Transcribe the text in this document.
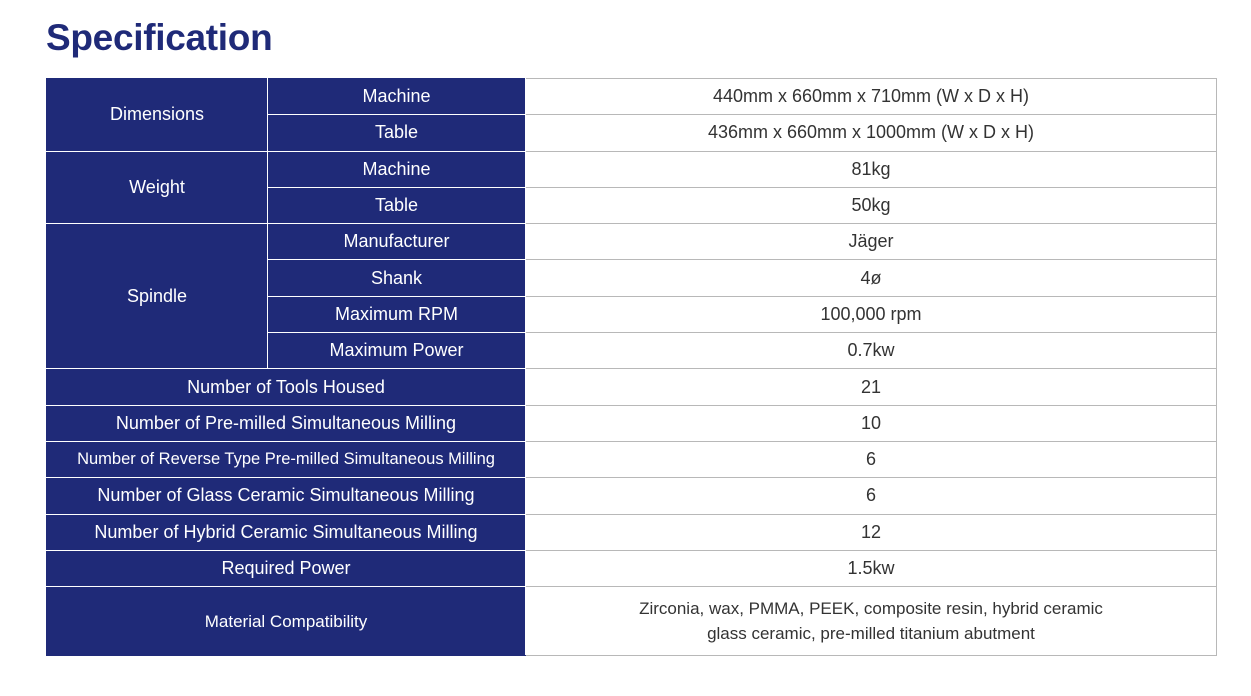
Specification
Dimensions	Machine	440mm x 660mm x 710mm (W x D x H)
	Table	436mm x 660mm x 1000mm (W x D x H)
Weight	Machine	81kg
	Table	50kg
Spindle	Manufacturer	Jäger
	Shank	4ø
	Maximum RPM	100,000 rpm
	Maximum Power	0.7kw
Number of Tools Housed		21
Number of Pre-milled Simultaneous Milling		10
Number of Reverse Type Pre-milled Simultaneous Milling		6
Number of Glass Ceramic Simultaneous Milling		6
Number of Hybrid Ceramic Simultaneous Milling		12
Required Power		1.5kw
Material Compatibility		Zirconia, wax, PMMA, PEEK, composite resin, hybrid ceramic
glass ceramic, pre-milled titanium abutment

◇ ◇ ◇ ◇ ◇

= Set task =
Would you return the data exactly as written, without the pictures?

= Worked solution =
Transcribe the text in this document.
Specification
Dimensions	Machine	440mm x 660mm x 710mm (W x D x H)
	Table	436mm x 660mm x 1000mm (W x D x H)
Weight	Machine	81kg
	Table	50kg
Spindle	Manufacturer	Jäger
	Shank	4ø
	Maximum RPM	100,000 rpm
	Maximum Power	0.7kw
Number of Tools Housed		21
Number of Pre-milled Simultaneous Milling		10
Number of Reverse Type Pre-milled Simultaneous Milling		6
Number of Glass Ceramic Simultaneous Milling		6
Number of Hybrid Ceramic Simultaneous Milling		12
Required Power		1.5kw
Material Compatibility		Zirconia, wax, PMMA, PEEK, composite resin, hybrid ceramic
glass ceramic, pre-milled titanium abutment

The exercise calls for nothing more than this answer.